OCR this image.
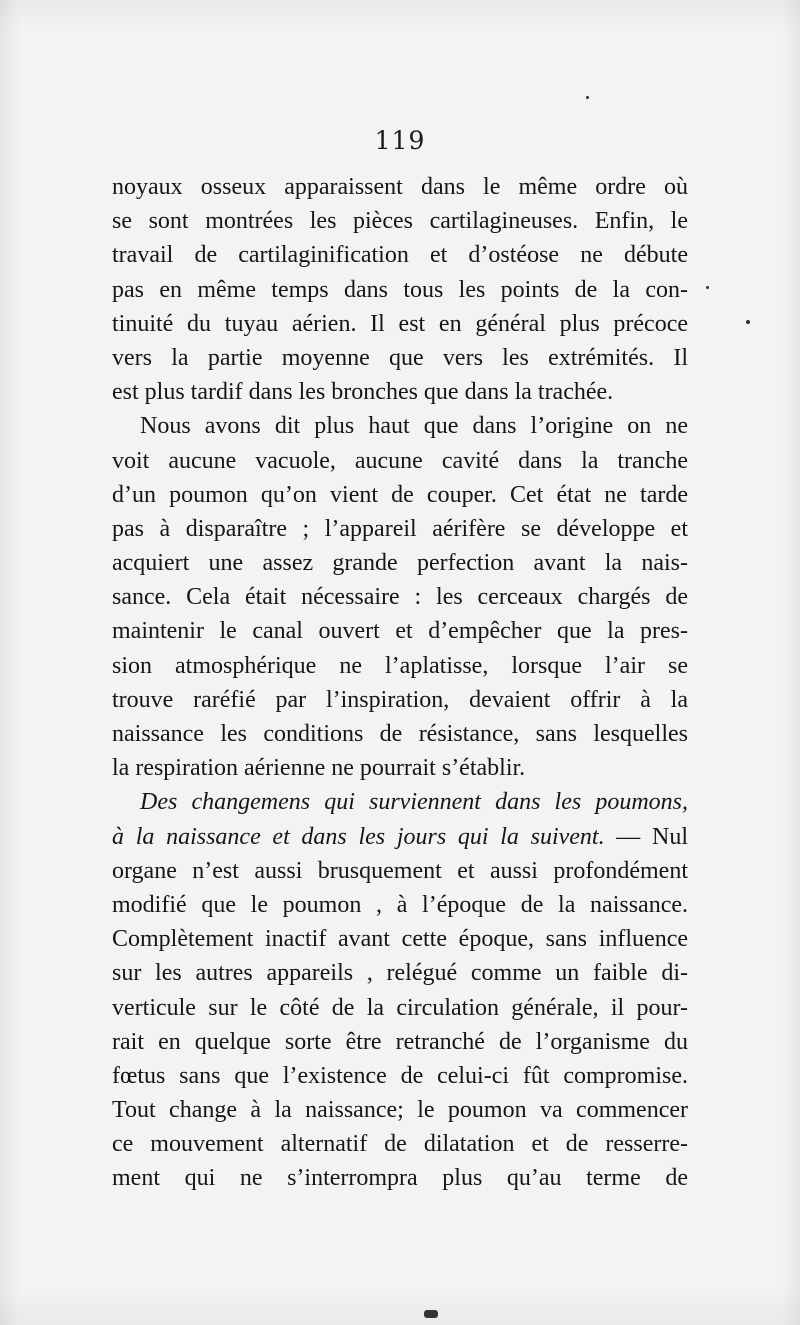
119
noyaux osseux apparaissent dans le même ordre où
se sont montrées les pièces cartilagineuses. Enfin, le
travail de cartilaginification et d’ostéose ne débute
pas en même temps dans tous les points de la con-
tinuité du tuyau aérien. Il est en général plus précoce
vers la partie moyenne que vers les extrémités. Il
est plus tardif dans les bronches que dans la trachée.
Nous avons dit plus haut que dans l’origine on ne
voit aucune vacuole, aucune cavité dans la tranche
d’un poumon qu’on vient de couper. Cet état ne tarde
pas à disparaître ; l’appareil aérifère se développe et
acquiert une assez grande perfection avant la nais-
sance. Cela était nécessaire : les cerceaux chargés de
maintenir le canal ouvert et d’empêcher que la pres-
sion atmosphérique ne l’aplatisse, lorsque l’air se
trouve raréfié par l’inspiration, devaient offrir à la
naissance les conditions de résistance, sans lesquelles
la respiration aérienne ne pourrait s’établir.
Des changemens qui surviennent dans les poumons,
à la naissance et dans les jours qui la suivent. — Nul
organe n’est aussi brusquement et aussi profondément
modifié que le poumon , à l’époque de la naissance.
Complètement inactif avant cette époque, sans influence
sur les autres appareils , relégué comme un faible di-
verticule sur le côté de la circulation générale, il pour-
rait en quelque sorte être retranché de l’organisme du
fœtus sans que l’existence de celui-ci fût compromise.
Tout change à la naissance; le poumon va commencer
ce mouvement alternatif de dilatation et de resserre-
ment qui ne s’interrompra plus qu’au terme de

+ + + + +

*TASK TO CARRY OUT:* Your answer should be a single number: the count of lines in the material above that contain "époque".

*REPLY TO THE TASK:* 2